| EXERCISE REQUIREMENTS |
In the data below, find each line containing the string "title" and return it.
* START DATA TO PROCESS *
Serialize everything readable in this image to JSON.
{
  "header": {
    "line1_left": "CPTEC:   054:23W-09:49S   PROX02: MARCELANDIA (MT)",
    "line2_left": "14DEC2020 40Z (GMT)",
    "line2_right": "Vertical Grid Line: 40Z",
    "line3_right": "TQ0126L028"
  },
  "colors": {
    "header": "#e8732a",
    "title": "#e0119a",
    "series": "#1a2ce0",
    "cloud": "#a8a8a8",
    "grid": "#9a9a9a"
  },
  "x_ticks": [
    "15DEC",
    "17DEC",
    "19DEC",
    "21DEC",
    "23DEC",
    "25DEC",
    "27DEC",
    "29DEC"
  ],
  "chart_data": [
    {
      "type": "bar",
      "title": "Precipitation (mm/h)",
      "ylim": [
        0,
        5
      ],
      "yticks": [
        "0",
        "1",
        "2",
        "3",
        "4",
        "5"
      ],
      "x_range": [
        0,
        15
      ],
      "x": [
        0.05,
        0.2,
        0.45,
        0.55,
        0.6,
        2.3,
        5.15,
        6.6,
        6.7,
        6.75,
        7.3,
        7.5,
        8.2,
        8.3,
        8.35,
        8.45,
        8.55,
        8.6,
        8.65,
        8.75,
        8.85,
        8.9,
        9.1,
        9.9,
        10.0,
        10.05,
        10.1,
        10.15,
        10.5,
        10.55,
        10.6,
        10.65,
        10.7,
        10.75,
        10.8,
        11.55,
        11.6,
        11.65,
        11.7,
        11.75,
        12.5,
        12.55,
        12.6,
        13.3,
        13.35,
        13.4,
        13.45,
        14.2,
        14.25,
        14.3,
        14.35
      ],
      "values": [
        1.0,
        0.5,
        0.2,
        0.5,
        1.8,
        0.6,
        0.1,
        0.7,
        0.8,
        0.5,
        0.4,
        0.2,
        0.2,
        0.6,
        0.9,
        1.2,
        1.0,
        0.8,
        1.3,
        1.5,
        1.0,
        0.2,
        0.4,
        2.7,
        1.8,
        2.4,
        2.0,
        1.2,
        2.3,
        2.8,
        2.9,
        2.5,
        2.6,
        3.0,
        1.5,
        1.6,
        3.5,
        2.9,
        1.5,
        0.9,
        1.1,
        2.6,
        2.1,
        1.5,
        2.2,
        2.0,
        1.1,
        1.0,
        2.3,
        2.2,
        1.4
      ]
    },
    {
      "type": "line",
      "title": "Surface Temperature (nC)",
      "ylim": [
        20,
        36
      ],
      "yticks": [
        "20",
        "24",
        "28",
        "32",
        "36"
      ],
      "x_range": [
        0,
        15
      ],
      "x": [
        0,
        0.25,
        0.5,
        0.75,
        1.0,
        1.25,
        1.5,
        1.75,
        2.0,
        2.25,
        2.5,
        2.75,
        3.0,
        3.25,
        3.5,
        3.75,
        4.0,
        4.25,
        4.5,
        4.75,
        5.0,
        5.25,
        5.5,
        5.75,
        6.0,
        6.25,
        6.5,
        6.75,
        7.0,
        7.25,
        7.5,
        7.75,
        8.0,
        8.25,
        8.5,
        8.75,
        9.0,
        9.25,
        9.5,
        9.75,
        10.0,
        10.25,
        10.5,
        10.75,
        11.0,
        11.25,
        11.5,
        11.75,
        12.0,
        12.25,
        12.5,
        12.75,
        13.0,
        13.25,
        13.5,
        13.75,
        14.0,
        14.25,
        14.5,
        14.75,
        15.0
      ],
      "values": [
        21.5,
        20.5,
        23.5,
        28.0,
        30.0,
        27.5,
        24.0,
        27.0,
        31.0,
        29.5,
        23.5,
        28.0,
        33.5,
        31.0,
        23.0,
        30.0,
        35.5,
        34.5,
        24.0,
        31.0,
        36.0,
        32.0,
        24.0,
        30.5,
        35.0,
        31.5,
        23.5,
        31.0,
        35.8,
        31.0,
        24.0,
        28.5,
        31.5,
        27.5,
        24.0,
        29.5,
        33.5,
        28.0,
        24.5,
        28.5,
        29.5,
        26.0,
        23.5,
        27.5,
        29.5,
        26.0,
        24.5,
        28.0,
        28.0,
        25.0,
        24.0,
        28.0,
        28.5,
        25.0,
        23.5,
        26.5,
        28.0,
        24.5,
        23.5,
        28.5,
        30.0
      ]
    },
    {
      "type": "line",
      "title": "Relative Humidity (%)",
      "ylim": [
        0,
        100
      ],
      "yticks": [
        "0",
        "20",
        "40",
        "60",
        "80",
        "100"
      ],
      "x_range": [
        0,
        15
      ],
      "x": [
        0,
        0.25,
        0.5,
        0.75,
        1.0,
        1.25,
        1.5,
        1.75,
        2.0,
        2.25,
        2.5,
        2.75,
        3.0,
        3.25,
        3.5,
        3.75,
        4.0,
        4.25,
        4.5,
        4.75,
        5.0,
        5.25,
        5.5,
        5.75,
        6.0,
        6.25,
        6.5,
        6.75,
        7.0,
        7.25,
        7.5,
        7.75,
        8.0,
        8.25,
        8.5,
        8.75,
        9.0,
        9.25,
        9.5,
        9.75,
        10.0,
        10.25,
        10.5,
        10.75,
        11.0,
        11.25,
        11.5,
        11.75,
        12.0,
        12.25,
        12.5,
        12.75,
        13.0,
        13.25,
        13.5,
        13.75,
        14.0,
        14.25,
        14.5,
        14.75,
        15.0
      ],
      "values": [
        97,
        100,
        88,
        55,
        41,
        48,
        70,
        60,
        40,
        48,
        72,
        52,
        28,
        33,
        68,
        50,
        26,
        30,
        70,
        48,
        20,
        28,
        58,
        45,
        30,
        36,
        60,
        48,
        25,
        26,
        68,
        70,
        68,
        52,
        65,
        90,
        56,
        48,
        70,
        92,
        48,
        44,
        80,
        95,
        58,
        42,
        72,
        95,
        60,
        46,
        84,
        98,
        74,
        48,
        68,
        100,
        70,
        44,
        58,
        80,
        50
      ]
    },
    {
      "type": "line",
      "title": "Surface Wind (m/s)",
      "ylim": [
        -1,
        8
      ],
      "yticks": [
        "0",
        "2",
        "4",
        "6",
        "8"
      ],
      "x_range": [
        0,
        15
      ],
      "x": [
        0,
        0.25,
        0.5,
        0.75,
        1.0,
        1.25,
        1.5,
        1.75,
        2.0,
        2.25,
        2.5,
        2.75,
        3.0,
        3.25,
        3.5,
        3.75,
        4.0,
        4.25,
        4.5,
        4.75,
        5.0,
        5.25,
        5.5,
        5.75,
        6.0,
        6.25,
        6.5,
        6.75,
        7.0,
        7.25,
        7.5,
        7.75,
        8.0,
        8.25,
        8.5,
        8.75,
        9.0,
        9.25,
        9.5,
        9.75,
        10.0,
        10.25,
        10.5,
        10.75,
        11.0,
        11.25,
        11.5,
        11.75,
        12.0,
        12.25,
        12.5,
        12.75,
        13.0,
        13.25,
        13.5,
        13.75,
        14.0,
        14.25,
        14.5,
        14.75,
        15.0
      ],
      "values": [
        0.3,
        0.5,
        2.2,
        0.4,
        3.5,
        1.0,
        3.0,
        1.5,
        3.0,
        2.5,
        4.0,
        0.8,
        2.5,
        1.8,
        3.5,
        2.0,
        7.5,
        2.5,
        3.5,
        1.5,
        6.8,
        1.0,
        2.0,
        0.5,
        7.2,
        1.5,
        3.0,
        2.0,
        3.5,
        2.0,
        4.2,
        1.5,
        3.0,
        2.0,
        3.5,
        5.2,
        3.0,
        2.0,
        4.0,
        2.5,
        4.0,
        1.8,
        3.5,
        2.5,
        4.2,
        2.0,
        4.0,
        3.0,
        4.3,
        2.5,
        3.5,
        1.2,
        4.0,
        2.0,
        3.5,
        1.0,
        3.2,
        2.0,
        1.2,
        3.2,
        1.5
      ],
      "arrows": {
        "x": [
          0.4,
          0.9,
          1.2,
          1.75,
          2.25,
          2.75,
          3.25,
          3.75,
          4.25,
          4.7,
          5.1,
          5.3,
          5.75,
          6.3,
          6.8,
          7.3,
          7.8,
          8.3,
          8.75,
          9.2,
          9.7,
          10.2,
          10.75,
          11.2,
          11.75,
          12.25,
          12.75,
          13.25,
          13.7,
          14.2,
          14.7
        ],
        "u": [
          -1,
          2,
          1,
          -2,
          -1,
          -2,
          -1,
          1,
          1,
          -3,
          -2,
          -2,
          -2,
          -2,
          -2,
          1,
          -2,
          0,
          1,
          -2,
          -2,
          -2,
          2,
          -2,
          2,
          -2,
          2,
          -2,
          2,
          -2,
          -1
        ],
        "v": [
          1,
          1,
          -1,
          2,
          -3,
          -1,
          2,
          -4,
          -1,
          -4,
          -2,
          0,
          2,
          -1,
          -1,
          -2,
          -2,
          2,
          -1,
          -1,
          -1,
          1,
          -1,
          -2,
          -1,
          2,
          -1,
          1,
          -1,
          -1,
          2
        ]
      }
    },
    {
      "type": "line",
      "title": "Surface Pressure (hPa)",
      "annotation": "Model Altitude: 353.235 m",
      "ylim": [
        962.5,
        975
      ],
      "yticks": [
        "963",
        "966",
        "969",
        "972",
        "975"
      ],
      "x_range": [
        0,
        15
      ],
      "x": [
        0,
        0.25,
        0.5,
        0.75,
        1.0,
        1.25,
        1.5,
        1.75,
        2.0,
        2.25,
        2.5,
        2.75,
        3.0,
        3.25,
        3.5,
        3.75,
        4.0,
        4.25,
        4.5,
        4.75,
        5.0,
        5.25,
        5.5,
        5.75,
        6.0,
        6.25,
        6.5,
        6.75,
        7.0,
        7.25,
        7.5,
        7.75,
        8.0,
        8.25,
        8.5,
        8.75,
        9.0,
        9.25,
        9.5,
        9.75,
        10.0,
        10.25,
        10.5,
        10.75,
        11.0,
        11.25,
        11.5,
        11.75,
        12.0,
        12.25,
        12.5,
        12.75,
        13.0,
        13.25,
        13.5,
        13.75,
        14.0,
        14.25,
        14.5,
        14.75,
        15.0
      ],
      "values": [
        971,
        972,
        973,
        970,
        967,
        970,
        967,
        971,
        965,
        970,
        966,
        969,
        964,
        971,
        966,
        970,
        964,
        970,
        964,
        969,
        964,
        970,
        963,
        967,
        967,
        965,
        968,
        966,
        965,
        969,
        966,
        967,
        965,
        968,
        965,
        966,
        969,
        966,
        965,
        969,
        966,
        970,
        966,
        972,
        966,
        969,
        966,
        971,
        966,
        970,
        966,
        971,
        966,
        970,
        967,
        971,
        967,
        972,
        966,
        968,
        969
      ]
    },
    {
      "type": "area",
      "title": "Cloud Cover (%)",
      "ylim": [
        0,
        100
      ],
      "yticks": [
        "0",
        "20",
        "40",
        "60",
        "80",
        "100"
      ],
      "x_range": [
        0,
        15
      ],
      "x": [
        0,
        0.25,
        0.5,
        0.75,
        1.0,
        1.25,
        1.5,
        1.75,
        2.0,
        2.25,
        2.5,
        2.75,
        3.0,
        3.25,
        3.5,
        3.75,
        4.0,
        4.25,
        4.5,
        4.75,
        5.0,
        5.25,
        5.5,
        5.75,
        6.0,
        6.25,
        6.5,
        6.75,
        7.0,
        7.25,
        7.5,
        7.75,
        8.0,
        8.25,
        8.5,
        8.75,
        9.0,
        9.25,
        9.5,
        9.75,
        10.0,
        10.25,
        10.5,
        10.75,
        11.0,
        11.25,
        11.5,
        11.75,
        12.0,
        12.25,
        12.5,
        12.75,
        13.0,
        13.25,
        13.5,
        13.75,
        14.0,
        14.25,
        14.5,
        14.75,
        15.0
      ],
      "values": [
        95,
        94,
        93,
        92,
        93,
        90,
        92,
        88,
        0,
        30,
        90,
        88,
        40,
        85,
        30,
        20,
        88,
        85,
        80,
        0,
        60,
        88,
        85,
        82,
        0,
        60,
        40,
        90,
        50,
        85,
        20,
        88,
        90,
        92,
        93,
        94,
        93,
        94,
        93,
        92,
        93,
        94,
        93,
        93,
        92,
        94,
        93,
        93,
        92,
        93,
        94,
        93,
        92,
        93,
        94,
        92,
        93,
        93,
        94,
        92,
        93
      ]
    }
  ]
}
* END DATA TO PROCESS *
| THE REPLY |
    "title": "#e0119a",
      "title": "Precipitation (mm/h)",
      "title": "Surface Temperature (nC)",
      "title": "Relative Humidity (%)",
      "title": "Surface Wind (m/s)",
      "title": "Surface Pressure (hPa)",
      "title": "Cloud Cover (%)",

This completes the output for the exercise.